Some records:
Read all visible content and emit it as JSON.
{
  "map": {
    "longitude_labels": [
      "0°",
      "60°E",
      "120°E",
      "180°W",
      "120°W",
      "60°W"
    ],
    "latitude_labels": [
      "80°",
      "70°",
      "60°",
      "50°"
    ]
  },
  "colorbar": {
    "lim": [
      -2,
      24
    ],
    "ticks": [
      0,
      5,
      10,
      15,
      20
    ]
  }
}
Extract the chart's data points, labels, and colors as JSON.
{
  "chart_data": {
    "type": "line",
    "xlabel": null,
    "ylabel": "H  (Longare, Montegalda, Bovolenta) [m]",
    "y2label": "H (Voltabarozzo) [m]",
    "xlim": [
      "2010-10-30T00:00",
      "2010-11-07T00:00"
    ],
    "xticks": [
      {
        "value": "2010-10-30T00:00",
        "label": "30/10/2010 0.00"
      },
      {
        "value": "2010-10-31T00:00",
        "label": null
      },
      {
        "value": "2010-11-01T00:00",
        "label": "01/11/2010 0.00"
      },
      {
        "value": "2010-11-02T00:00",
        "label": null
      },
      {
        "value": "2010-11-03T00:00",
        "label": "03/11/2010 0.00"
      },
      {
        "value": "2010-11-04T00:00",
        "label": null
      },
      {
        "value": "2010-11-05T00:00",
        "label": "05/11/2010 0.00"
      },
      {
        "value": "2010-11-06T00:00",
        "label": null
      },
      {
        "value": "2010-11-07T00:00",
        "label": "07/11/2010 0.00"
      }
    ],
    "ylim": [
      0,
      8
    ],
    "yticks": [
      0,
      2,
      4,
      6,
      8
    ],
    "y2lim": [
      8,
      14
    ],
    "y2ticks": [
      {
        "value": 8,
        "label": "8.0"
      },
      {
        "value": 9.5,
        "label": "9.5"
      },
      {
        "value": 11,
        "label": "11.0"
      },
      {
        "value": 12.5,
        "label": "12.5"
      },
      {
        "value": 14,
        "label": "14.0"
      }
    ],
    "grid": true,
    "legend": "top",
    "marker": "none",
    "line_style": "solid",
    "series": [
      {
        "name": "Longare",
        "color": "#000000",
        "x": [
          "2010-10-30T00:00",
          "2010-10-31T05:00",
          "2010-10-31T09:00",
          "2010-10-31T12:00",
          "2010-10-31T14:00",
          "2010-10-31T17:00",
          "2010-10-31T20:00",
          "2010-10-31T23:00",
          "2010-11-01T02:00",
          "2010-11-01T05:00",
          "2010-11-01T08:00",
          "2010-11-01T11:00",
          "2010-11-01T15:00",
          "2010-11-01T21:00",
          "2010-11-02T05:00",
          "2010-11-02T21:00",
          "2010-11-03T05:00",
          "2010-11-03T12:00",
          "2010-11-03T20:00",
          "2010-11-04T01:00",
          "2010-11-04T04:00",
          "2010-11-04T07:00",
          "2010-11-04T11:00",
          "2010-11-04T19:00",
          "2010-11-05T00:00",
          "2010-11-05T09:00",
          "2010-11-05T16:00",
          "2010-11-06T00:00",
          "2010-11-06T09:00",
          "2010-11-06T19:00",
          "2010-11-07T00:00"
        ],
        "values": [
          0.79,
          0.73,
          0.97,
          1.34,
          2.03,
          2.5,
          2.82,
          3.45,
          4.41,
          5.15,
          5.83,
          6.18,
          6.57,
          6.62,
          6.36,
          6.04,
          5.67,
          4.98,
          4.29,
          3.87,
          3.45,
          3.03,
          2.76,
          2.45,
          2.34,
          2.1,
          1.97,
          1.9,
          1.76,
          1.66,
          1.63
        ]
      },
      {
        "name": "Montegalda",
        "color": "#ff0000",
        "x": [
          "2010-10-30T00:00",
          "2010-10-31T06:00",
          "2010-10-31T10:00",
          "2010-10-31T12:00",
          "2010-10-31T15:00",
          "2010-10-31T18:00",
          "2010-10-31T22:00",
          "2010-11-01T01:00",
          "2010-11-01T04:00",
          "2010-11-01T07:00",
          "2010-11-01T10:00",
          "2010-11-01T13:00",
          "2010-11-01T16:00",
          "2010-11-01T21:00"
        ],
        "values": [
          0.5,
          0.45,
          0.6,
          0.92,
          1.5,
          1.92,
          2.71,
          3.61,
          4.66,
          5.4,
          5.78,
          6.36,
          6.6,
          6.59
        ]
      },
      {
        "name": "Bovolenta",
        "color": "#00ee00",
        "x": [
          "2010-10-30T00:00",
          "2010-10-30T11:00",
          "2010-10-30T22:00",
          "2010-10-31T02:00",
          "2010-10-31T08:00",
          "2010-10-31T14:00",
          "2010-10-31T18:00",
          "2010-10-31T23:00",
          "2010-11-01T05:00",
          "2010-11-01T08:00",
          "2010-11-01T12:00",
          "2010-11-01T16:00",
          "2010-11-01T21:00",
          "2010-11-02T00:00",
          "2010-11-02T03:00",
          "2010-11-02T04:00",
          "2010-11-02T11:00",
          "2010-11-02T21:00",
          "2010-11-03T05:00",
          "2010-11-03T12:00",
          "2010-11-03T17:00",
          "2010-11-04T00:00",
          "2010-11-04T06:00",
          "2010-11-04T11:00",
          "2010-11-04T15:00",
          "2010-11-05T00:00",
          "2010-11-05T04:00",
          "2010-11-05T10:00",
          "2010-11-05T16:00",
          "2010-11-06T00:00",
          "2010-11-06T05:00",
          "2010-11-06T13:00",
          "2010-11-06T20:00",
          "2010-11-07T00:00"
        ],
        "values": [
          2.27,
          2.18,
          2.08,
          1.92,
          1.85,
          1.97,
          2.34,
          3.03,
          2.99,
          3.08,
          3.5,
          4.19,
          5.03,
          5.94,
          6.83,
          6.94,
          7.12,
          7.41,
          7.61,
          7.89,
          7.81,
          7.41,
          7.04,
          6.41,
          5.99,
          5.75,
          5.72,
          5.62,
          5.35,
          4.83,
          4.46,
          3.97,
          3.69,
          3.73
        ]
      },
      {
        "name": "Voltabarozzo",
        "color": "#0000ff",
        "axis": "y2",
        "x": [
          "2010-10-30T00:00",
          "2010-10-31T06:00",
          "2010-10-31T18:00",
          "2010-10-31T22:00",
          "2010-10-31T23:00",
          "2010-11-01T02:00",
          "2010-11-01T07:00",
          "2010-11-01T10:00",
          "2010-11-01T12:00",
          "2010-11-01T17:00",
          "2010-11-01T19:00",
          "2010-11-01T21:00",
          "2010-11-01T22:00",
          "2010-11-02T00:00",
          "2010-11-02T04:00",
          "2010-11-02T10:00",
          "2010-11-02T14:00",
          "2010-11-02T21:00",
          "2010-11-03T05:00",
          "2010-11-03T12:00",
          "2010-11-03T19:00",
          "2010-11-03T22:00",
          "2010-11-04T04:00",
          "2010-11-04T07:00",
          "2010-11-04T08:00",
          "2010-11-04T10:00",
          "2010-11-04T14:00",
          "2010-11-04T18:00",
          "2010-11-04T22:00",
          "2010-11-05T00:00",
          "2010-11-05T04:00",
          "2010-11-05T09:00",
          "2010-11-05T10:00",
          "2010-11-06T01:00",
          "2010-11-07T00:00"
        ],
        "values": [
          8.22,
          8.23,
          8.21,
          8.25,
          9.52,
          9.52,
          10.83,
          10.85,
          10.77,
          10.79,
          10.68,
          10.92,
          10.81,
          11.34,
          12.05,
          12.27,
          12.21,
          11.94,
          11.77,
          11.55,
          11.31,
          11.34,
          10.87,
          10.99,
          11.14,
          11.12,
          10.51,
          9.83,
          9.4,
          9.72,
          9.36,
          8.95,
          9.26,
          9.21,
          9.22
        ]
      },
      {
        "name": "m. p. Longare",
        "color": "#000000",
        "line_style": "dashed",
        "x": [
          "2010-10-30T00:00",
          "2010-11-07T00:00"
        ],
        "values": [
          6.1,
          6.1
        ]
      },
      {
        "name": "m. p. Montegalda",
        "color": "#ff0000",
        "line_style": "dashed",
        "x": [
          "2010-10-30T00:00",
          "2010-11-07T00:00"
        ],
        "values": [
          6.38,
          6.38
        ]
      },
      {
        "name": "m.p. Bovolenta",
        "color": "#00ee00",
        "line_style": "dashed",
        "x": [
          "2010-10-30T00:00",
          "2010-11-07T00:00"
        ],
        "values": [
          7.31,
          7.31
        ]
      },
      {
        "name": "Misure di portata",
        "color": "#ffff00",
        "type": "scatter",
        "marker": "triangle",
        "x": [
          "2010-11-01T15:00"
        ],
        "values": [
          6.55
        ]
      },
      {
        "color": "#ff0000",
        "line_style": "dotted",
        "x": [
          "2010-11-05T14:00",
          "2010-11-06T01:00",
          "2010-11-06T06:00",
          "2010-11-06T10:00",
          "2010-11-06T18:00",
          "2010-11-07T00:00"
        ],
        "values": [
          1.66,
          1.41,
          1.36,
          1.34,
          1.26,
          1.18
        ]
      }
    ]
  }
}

## [TASK OBJECTIVE]
In the records above, locate the lines holding the word "Longare". Copy each of them.

## [SOLVED EXERCISE]
    "ylabel": "H  (Longare, Montegalda, Bovolenta) [m]",
        "name": "Longare",
        "name": "m. p. Longare",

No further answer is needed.